_EXERCISE OBJECTIVE_
Retype all of the data. Every line must match exactly.

_LISTED RECORDS_
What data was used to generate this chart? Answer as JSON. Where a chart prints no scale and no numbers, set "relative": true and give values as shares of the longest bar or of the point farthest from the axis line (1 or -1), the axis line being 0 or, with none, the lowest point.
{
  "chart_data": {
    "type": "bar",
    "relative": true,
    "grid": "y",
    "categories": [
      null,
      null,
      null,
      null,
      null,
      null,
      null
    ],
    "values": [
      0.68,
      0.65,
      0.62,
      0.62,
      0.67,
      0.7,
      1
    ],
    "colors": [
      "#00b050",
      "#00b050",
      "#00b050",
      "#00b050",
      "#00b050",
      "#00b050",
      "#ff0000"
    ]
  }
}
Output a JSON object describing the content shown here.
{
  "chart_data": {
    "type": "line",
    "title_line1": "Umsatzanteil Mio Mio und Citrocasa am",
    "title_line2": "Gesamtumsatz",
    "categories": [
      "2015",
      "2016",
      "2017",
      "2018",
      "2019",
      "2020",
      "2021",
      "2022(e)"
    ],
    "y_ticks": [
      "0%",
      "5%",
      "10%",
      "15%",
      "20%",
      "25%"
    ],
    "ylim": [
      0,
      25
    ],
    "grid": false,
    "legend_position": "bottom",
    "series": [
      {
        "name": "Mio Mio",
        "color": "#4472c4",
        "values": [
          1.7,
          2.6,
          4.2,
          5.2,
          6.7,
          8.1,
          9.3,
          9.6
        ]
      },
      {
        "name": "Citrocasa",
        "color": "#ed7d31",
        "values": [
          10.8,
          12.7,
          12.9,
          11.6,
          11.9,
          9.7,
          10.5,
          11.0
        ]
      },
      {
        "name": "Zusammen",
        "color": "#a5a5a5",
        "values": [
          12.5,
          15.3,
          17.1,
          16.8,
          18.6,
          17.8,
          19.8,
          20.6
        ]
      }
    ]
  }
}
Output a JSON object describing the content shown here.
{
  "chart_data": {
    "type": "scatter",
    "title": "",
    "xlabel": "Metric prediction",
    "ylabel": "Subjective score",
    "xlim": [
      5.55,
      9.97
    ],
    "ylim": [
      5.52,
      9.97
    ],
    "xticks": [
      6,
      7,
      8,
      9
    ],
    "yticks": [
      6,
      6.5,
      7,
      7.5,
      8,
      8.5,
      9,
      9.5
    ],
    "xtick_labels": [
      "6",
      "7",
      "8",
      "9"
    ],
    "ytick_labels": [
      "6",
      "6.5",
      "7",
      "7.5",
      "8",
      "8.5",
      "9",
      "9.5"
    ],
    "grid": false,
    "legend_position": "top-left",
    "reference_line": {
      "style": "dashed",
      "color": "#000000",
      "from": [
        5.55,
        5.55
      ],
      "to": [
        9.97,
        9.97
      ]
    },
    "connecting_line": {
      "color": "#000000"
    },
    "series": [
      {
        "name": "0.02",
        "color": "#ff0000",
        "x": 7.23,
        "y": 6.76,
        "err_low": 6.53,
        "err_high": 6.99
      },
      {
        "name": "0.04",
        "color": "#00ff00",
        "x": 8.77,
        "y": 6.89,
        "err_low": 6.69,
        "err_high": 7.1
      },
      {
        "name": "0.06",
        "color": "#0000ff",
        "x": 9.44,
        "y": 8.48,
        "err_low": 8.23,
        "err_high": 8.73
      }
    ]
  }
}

_IN RESPONSE_
What data was used to generate this chart? Answer as JSON. Where a chart prints no scale and no numbers, set "relative": true and give values as shares of the longest bar or of the point farthest from the axis line (1 or -1), the axis line being 0 or, with none, the lowest point.
{
  "chart_data": {
    "type": "bar",
    "relative": true,
    "grid": "y",
    "categories": [
      null,
      null,
      null,
      null,
      null,
      null,
      null
    ],
    "values": [
      0.68,
      0.65,
      0.62,
      0.62,
      0.67,
      0.7,
      1
    ],
    "colors": [
      "#00b050",
      "#00b050",
      "#00b050",
      "#00b050",
      "#00b050",
      "#00b050",
      "#ff0000"
    ]
  }
}
Output a JSON object describing the content shown here.
{
  "chart_data": {
    "type": "line",
    "title_line1": "Umsatzanteil Mio Mio und Citrocasa am",
    "title_line2": "Gesamtumsatz",
    "categories": [
      "2015",
      "2016",
      "2017",
      "2018",
      "2019",
      "2020",
      "2021",
      "2022(e)"
    ],
    "y_ticks": [
      "0%",
      "5%",
      "10%",
      "15%",
      "20%",
      "25%"
    ],
    "ylim": [
      0,
      25
    ],
    "grid": false,
    "legend_position": "bottom",
    "series": [
      {
        "name": "Mio Mio",
        "color": "#4472c4",
        "values": [
          1.7,
          2.6,
          4.2,
          5.2,
          6.7,
          8.1,
          9.3,
          9.6
        ]
      },
      {
        "name": "Citrocasa",
        "color": "#ed7d31",
        "values": [
          10.8,
          12.7,
          12.9,
          11.6,
          11.9,
          9.7,
          10.5,
          11.0
        ]
      },
      {
        "name": "Zusammen",
        "color": "#a5a5a5",
        "values": [
          12.5,
          15.3,
          17.1,
          16.8,
          18.6,
          17.8,
          19.8,
          20.6
        ]
      }
    ]
  }
}
Output a JSON object describing the content shown here.
{
  "chart_data": {
    "type": "scatter",
    "title": "",
    "xlabel": "Metric prediction",
    "ylabel": "Subjective score",
    "xlim": [
      5.55,
      9.97
    ],
    "ylim": [
      5.52,
      9.97
    ],
    "xticks": [
      6,
      7,
      8,
      9
    ],
    "yticks": [
      6,
      6.5,
      7,
      7.5,
      8,
      8.5,
      9,
      9.5
    ],
    "xtick_labels": [
      "6",
      "7",
      "8",
      "9"
    ],
    "ytick_labels": [
      "6",
      "6.5",
      "7",
      "7.5",
      "8",
      "8.5",
      "9",
      "9.5"
    ],
    "grid": false,
    "legend_position": "top-left",
    "reference_line": {
      "style": "dashed",
      "color": "#000000",
      "from": [
        5.55,
        5.55
      ],
      "to": [
        9.97,
        9.97
      ]
    },
    "connecting_line": {
      "color": "#000000"
    },
    "series": [
      {
        "name": "0.02",
        "color": "#ff0000",
        "x": 7.23,
        "y": 6.76,
        "err_low": 6.53,
        "err_high": 6.99
      },
      {
        "name": "0.04",
        "color": "#00ff00",
        "x": 8.77,
        "y": 6.89,
        "err_low": 6.69,
        "err_high": 7.1
      },
      {
        "name": "0.06",
        "color": "#0000ff",
        "x": 9.44,
        "y": 8.48,
        "err_low": 8.23,
        "err_high": 8.73
      }
    ]
  }
}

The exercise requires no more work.